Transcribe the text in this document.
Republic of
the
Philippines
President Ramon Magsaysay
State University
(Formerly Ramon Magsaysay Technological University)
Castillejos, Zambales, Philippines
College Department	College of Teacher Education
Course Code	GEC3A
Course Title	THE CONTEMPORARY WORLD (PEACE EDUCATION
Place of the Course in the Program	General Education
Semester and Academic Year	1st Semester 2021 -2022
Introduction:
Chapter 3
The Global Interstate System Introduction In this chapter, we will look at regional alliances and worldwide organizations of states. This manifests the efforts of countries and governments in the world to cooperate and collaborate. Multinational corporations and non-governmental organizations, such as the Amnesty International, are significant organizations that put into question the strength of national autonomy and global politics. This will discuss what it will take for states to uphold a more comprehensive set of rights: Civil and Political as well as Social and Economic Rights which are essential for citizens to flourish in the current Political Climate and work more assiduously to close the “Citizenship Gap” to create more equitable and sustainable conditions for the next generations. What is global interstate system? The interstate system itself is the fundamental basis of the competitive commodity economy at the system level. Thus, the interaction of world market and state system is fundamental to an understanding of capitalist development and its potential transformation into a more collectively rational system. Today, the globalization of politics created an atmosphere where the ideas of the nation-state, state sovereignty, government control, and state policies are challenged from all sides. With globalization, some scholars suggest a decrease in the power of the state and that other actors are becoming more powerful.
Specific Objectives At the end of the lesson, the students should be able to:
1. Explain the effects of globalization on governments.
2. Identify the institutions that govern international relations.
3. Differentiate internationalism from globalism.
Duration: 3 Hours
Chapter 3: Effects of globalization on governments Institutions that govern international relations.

----

■ Task statement ■
Each entry is to be returned in full, character for character.

■ Complete answer ■
Transcribe the text in this document.
Republic of
the
Philippines
President Ramon Magsaysay
State University
(Formerly Ramon Magsaysay Technological University)
Castillejos, Zambales, Philippines
College Department	College of Teacher Education
Course Code	GEC3A
Course Title	THE CONTEMPORARY WORLD (PEACE EDUCATION
Place of the Course in the Program	General Education
Semester and Academic Year	1st Semester 2021 -2022
Introduction:
Chapter 3
The Global Interstate System Introduction In this chapter, we will look at regional alliances and worldwide organizations of states. This manifests the efforts of countries and governments in the world to cooperate and collaborate. Multinational corporations and non-governmental organizations, such as the Amnesty International, are significant organizations that put into question the strength of national autonomy and global politics. This will discuss what it will take for states to uphold a more comprehensive set of rights: Civil and Political as well as Social and Economic Rights which are essential for citizens to flourish in the current Political Climate and work more assiduously to close the “Citizenship Gap” to create more equitable and sustainable conditions for the next generations. What is global interstate system? The interstate system itself is the fundamental basis of the competitive commodity economy at the system level. Thus, the interaction of world market and state system is fundamental to an understanding of capitalist development and its potential transformation into a more collectively rational system. Today, the globalization of politics created an atmosphere where the ideas of the nation-state, state sovereignty, government control, and state policies are challenged from all sides. With globalization, some scholars suggest a decrease in the power of the state and that other actors are becoming more powerful.
Specific Objectives At the end of the lesson, the students should be able to:
1. Explain the effects of globalization on governments.
2. Identify the institutions that govern international relations.
3. Differentiate internationalism from globalism.
Duration: 3 Hours
Chapter 3: Effects of globalization on governments Institutions that govern international relations.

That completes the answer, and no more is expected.